→ Task objective:
According to the advice passage below, why shouldn't you feel pressured to play a sport? Answer in one to three sentences.

→ Selected passage:
** start **

You will both set the tone for your sexual relationship. You can’t take something away from someone that wasn’t yours to begin with.

#2. Play a sport. It will teach you how to win honourably, lose gracefully, respect authority, work with others, manage your time, and stay out of trouble. You might even learn to throw and catch!

Don’t feel pressured to play a sport. You are no less of a man if you choose to hike, build Lego castles, dance, or play the violin. There will be plenty of other life experiences that teach you to build meaningful relationships in healthy and non-competitive ways.

3 boys with basketball

#3. Have a good aim when you pee – someone has to clean that up you know!

Aim wherever you want when you pee, but just know that you’re the one that will have to clean it up.

#4. Save money when you’re young – you’re going to need it some day.

** end **

→ Records from a collection:
** start **

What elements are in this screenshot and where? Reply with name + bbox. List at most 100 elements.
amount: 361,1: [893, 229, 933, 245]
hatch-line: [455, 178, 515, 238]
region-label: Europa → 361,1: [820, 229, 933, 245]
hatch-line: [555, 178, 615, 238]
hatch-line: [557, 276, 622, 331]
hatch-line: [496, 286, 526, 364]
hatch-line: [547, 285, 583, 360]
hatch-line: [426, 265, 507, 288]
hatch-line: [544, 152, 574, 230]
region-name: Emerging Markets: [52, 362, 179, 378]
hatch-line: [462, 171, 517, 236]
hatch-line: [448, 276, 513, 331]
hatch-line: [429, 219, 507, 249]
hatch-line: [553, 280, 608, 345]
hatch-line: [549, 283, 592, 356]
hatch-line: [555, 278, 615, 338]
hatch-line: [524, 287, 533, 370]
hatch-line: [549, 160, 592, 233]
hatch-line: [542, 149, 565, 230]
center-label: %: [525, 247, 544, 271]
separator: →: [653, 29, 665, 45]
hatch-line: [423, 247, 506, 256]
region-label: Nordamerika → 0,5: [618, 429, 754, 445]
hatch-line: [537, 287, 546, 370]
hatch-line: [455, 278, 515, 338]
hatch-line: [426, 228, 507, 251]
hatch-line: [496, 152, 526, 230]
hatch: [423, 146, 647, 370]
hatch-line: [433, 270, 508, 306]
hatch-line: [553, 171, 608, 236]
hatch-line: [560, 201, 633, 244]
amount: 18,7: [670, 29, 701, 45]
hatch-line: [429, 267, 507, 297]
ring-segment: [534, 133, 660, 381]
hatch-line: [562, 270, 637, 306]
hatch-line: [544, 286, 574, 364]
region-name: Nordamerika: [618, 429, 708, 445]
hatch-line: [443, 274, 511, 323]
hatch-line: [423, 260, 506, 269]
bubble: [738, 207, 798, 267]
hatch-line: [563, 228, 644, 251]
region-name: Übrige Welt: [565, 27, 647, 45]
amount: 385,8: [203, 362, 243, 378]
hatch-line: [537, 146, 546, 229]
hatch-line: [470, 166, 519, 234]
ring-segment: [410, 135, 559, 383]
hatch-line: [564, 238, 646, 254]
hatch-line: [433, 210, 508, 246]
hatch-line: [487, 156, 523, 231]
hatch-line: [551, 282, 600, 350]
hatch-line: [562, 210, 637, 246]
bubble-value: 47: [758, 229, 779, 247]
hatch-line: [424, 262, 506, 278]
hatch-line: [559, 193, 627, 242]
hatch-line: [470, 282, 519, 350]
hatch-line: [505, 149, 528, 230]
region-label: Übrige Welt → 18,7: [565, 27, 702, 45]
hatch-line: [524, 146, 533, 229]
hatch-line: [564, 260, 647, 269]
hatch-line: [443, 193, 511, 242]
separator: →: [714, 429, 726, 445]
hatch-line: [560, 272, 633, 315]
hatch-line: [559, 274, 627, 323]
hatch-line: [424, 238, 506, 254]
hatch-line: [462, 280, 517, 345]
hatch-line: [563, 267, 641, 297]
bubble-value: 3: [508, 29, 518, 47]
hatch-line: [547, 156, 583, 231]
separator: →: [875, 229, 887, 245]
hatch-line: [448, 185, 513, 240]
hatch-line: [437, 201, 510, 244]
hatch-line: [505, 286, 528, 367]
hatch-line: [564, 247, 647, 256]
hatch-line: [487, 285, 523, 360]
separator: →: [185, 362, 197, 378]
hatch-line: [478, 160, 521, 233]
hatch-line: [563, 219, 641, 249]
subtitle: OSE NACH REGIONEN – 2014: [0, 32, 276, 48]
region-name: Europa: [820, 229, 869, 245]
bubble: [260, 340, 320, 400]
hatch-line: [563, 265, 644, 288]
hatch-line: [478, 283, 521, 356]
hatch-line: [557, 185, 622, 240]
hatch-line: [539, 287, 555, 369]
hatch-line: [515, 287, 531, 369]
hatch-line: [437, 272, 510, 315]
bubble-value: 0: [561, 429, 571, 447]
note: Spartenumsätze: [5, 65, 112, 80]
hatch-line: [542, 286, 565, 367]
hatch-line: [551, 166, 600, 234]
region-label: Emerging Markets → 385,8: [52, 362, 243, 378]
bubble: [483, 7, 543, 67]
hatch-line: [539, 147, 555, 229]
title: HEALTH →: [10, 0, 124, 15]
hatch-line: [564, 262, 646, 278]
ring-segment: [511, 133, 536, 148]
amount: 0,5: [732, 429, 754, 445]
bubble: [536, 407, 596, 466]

** end **

→ Right answer:
Choosing to hike, build Lego castles, dance, or play the violin instead makes you no less of a man. Plenty of other life experiences will teach you to build meaningful relationships in healthy and non-competitive ways.